> [TASK TO COMPLETE] Once the pictures are set aside, transcribe the remaining data exactly.

================

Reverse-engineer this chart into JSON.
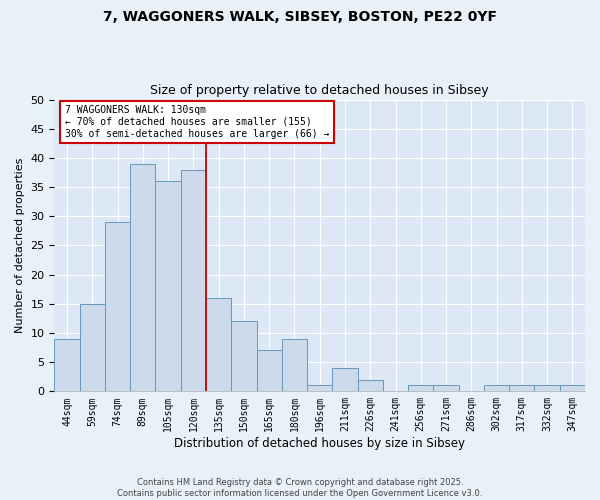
{
  "title_line1": "7, WAGGONERS WALK, SIBSEY, BOSTON, PE22 0YF",
  "title_line2": "Size of property relative to detached houses in Sibsey",
  "xlabel": "Distribution of detached houses by size in Sibsey",
  "ylabel": "Number of detached properties",
  "bins": [
    "44sqm",
    "59sqm",
    "74sqm",
    "89sqm",
    "105sqm",
    "120sqm",
    "135sqm",
    "150sqm",
    "165sqm",
    "180sqm",
    "196sqm",
    "211sqm",
    "226sqm",
    "241sqm",
    "256sqm",
    "271sqm",
    "286sqm",
    "302sqm",
    "317sqm",
    "332sqm",
    "347sqm"
  ],
  "values": [
    9,
    15,
    29,
    39,
    36,
    38,
    16,
    12,
    7,
    9,
    1,
    4,
    2,
    0,
    1,
    1,
    0,
    1,
    1,
    1,
    1
  ],
  "bar_color": "#ccdaeb",
  "bar_edge_color": "#6699bb",
  "bar_edge_width": 0.7,
  "vline_color": "#cc0000",
  "vline_lw": 1.3,
  "vline_index": 5.5,
  "annotation_text": "7 WAGGONERS WALK: 130sqm\n← 70% of detached houses are smaller (155)\n30% of semi-detached houses are larger (66) →",
  "annotation_box_color": "#ffffff",
  "annotation_box_edge": "#cc0000",
  "ylim": [
    0,
    50
  ],
  "yticks": [
    0,
    5,
    10,
    15,
    20,
    25,
    30,
    35,
    40,
    45,
    50
  ],
  "background_color": "#dce8f5",
  "grid_color": "#ffffff",
  "fig_bg_color": "#e8f0f8",
  "title_fontsize": 10,
  "subtitle_fontsize": 9,
  "footer_line1": "Contains HM Land Registry data © Crown copyright and database right 2025.",
  "footer_line2": "Contains public sector information licensed under the Open Government Licence v3.0."
}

================

> [ANSWER FOR THE TASK]
Reverse-engineer this chart into JSON.
{
  "title_line1": "7, WAGGONERS WALK, SIBSEY, BOSTON, PE22 0YF",
  "title_line2": "Size of property relative to detached houses in Sibsey",
  "xlabel": "Distribution of detached houses by size in Sibsey",
  "ylabel": "Number of detached properties",
  "bins": [
    "44sqm",
    "59sqm",
    "74sqm",
    "89sqm",
    "105sqm",
    "120sqm",
    "135sqm",
    "150sqm",
    "165sqm",
    "180sqm",
    "196sqm",
    "211sqm",
    "226sqm",
    "241sqm",
    "256sqm",
    "271sqm",
    "286sqm",
    "302sqm",
    "317sqm",
    "332sqm",
    "347sqm"
  ],
  "values": [
    9,
    15,
    29,
    39,
    36,
    38,
    16,
    12,
    7,
    9,
    1,
    4,
    2,
    0,
    1,
    1,
    0,
    1,
    1,
    1,
    1
  ],
  "bar_color": "#ccdaeb",
  "bar_edge_color": "#6699bb",
  "bar_edge_width": 0.7,
  "vline_color": "#cc0000",
  "vline_lw": 1.3,
  "vline_index": 5.5,
  "annotation_text": "7 WAGGONERS WALK: 130sqm\n← 70% of detached houses are smaller (155)\n30% of semi-detached houses are larger (66) →",
  "annotation_box_color": "#ffffff",
  "annotation_box_edge": "#cc0000",
  "ylim": [
    0,
    50
  ],
  "yticks": [
    0,
    5,
    10,
    15,
    20,
    25,
    30,
    35,
    40,
    45,
    50
  ],
  "background_color": "#dce8f5",
  "grid_color": "#ffffff",
  "fig_bg_color": "#e8f0f8",
  "title_fontsize": 10,
  "subtitle_fontsize": 9,
  "footer_line1": "Contains HM Land Registry data © Crown copyright and database right 2025.",
  "footer_line2": "Contains public sector information licensed under the Open Government Licence v3.0."
}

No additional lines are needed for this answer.